[Rows from a figure dataset]
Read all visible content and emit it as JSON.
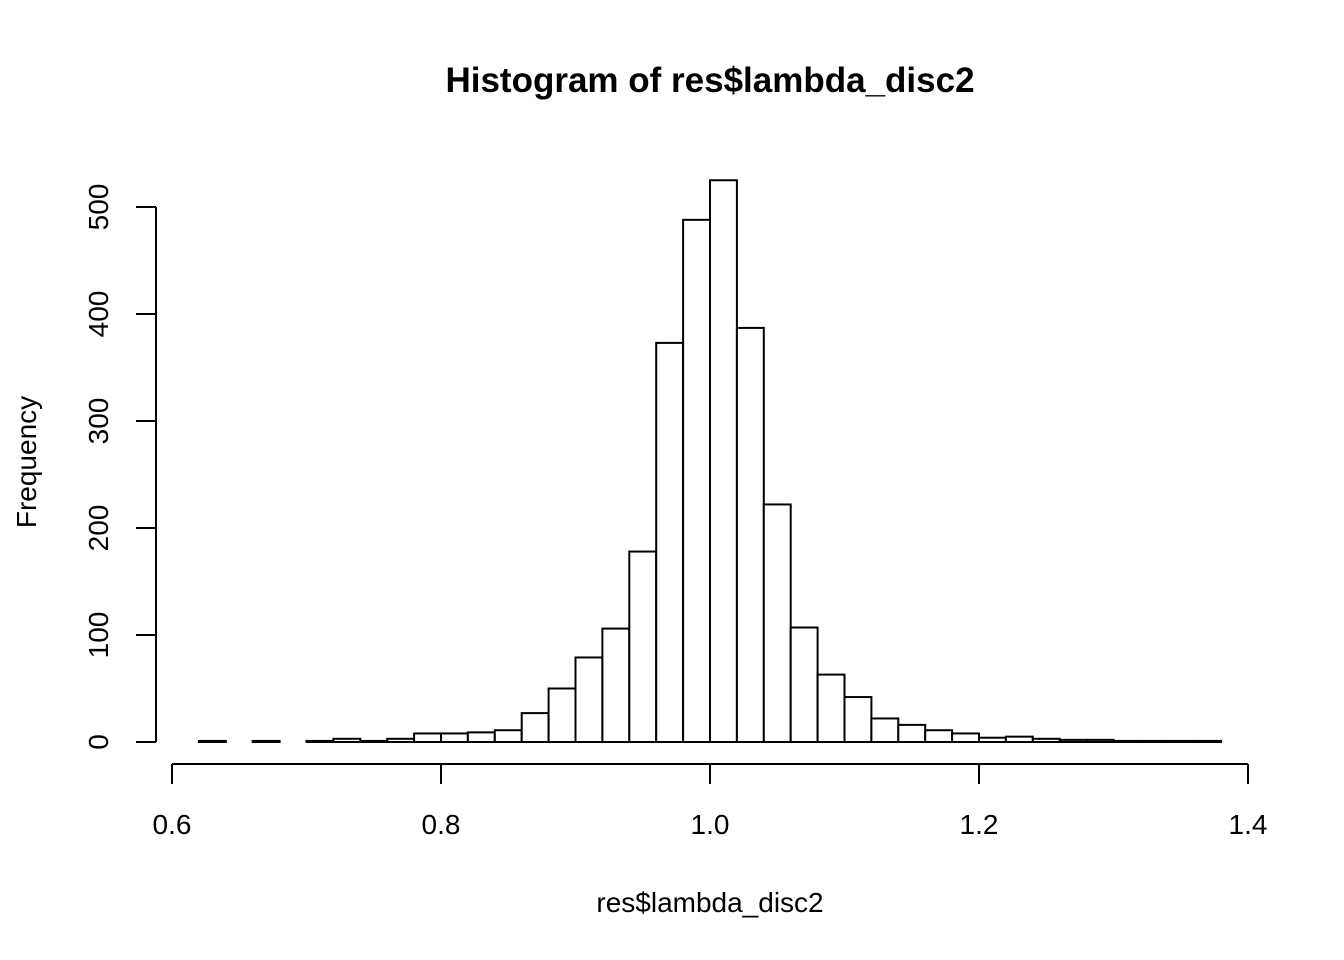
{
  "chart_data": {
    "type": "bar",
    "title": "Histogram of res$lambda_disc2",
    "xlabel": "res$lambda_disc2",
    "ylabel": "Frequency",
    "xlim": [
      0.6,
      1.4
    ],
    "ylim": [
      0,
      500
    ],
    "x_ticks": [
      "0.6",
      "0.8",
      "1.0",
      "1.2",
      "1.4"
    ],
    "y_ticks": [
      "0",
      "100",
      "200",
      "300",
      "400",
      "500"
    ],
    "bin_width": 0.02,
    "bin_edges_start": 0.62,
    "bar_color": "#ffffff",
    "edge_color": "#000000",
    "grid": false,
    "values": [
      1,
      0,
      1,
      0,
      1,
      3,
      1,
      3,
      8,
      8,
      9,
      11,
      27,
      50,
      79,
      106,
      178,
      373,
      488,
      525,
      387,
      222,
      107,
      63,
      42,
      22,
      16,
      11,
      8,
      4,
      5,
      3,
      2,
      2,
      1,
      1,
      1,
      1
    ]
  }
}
--
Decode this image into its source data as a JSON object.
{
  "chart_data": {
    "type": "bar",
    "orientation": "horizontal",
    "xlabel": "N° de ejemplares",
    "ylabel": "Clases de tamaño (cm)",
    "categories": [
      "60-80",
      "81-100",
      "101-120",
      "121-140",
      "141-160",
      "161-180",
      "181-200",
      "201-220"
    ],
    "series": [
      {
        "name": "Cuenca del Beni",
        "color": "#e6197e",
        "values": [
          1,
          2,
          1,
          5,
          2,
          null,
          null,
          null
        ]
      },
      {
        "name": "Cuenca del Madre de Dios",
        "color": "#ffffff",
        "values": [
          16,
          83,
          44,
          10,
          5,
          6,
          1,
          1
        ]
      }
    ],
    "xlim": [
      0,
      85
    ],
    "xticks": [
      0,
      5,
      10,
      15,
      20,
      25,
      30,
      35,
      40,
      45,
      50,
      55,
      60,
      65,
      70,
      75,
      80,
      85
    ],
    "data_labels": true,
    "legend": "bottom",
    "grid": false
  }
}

#### [AIM OF THE EXERCISE]
In the entries above, find lines with "JSON" and copy each.

#### [OUTPUT BELOW]
Read all visible content and emit it as JSON.
Decode this image into its source data as a JSON object.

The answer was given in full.